All of the lines below are to be printed again exactly; images are excluded from the output.
======== Recorded data
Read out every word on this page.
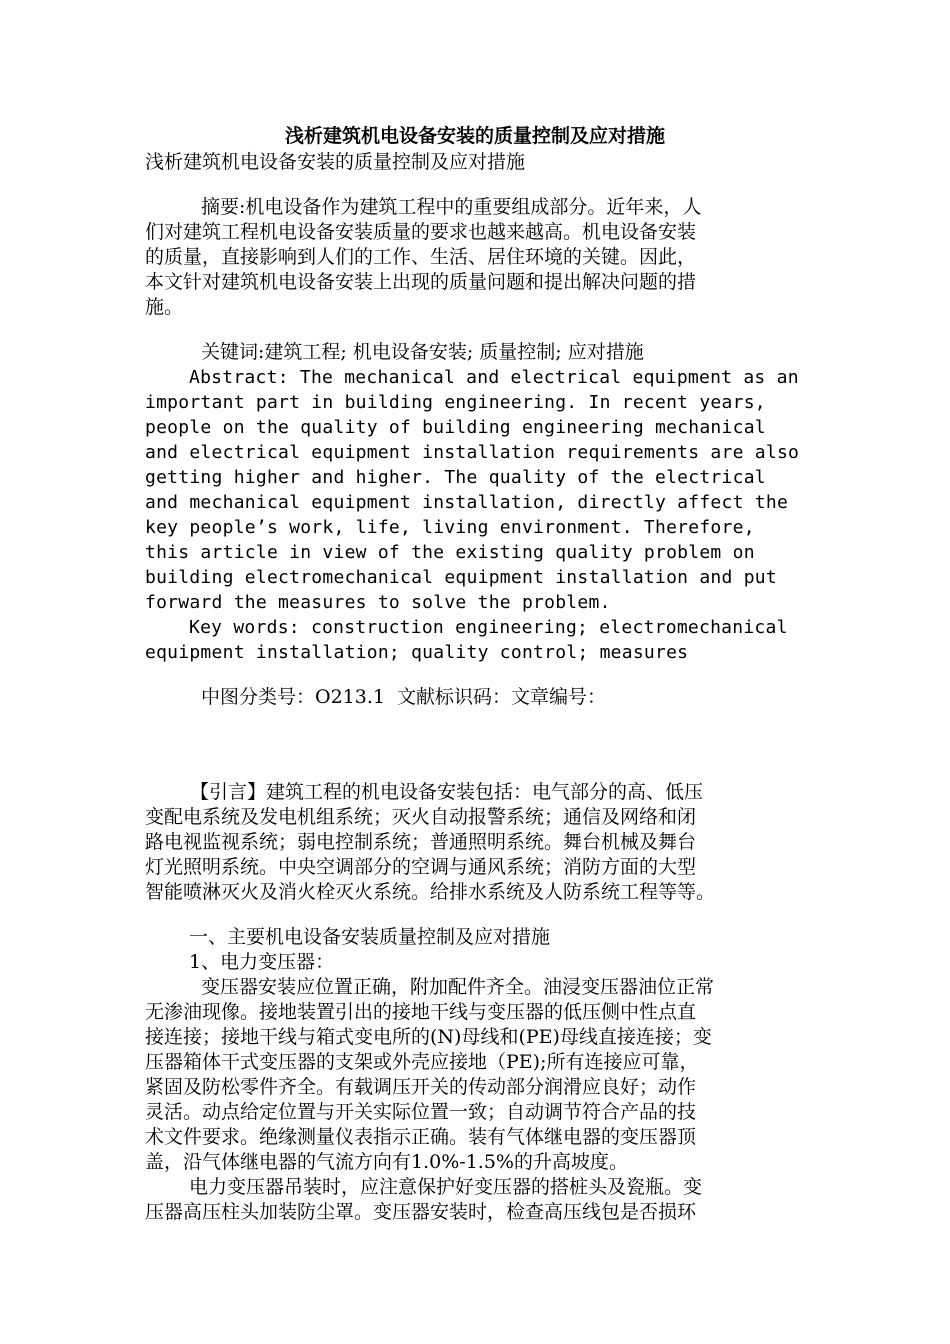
浅析建筑机电设备安装的质量控制及应对措施
浅析建筑机电设备安装的质量控制及应对措施
摘要:机电设备作为建筑工程中的重要组成部分。近年来，人
们对建筑工程机电设备安装质量的要求也越来越高。机电设备安装
的质量，直接影响到人们的工作、生活、居住环境的关键。因此，
本文针对建筑机电设备安装上出现的质量问题和提出解决问题的措
施。
关键词:建筑工程; 机电设备安装; 质量控制; 应对措施
Abstract: The mechanical and electrical equipment as an
important part in building engineering. In recent years,
people on the quality of building engineering mechanical
and electrical equipment installation requirements are also
getting higher and higher. The quality of the electrical
and mechanical equipment installation, directly affect the
key people’s work, life, living environment. Therefore,
this article in view of the existing quality problem on
building electromechanical equipment installation and put
forward the measures to solve the problem.
Key words: construction engineering; electromechanical
equipment installation; quality control; measures
中图分类号：O213.1  文献标识码：文章编号：
【引言】建筑工程的机电设备安装包括：电气部分的高、低压
变配电系统及发电机组系统；灭火自动报警系统；通信及网络和闭
路电视监视系统；弱电控制系统；普通照明系统。舞台机械及舞台
灯光照明系统。中央空调部分的空调与通风系统；消防方面的大型
智能喷淋灭火及消火栓灭火系统。给排水系统及人防系统工程等等。
一、主要机电设备安装质量控制及应对措施
1、电力变压器：
变压器安装应位置正确，附加配件齐全。油浸变压器油位正常
无渗油现像。接地装置引出的接地干线与变压器的低压侧中性点直
接连接；接地干线与箱式变电所的(N)母线和(PE)母线直接连接；变
压器箱体干式变压器的支架或外壳应接地（PE);所有连接应可靠，
紧固及防松零件齐全。有载调压开关的传动部分润滑应良好；动作
灵活。动点给定位置与开关实际位置一致；自动调节符合产品的技
术文件要求。绝缘测量仪表指示正确。装有气体继电器的变压器顶
盖，沿气体继电器的气流方向有1.0%-1.5%的升高坡度。
电力变压器吊装时，应注意保护好变压器的搭桩头及瓷瓶。变
压器高压柱头加装防尘罩。变压器安装时，检查高压线包是否损环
================
◆ Task result:
Read out every word on this page.
浅析建筑机电设备安装的质量控制及应对措施
浅析建筑机电设备安装的质量控制及应对措施
摘要:机电设备作为建筑工程中的重要组成部分。近年来，人
们对建筑工程机电设备安装质量的要求也越来越高。机电设备安装
的质量，直接影响到人们的工作、生活、居住环境的关键。因此，
本文针对建筑机电设备安装上出现的质量问题和提出解决问题的措
施。
关键词:建筑工程; 机电设备安装; 质量控制; 应对措施
Abstract: The mechanical and electrical equipment as an
important part in building engineering. In recent years,
people on the quality of building engineering mechanical
and electrical equipment installation requirements are also
getting higher and higher. The quality of the electrical
and mechanical equipment installation, directly affect the
key people’s work, life, living environment. Therefore,
this article in view of the existing quality problem on
building electromechanical equipment installation and put
forward the measures to solve the problem.
Key words: construction engineering; electromechanical
equipment installation; quality control; measures
中图分类号：O213.1  文献标识码：文章编号：
【引言】建筑工程的机电设备安装包括：电气部分的高、低压
变配电系统及发电机组系统；灭火自动报警系统；通信及网络和闭
路电视监视系统；弱电控制系统；普通照明系统。舞台机械及舞台
灯光照明系统。中央空调部分的空调与通风系统；消防方面的大型
智能喷淋灭火及消火栓灭火系统。给排水系统及人防系统工程等等。
一、主要机电设备安装质量控制及应对措施
1、电力变压器：
变压器安装应位置正确，附加配件齐全。油浸变压器油位正常
无渗油现像。接地装置引出的接地干线与变压器的低压侧中性点直
接连接；接地干线与箱式变电所的(N)母线和(PE)母线直接连接；变
压器箱体干式变压器的支架或外壳应接地（PE);所有连接应可靠，
紧固及防松零件齐全。有载调压开关的传动部分润滑应良好；动作
灵活。动点给定位置与开关实际位置一致；自动调节符合产品的技
术文件要求。绝缘测量仪表指示正确。装有气体继电器的变压器顶
盖，沿气体继电器的气流方向有1.0%-1.5%的升高坡度。
电力变压器吊装时，应注意保护好变压器的搭桩头及瓷瓶。变
压器高压柱头加装防尘罩。变压器安装时，检查高压线包是否损环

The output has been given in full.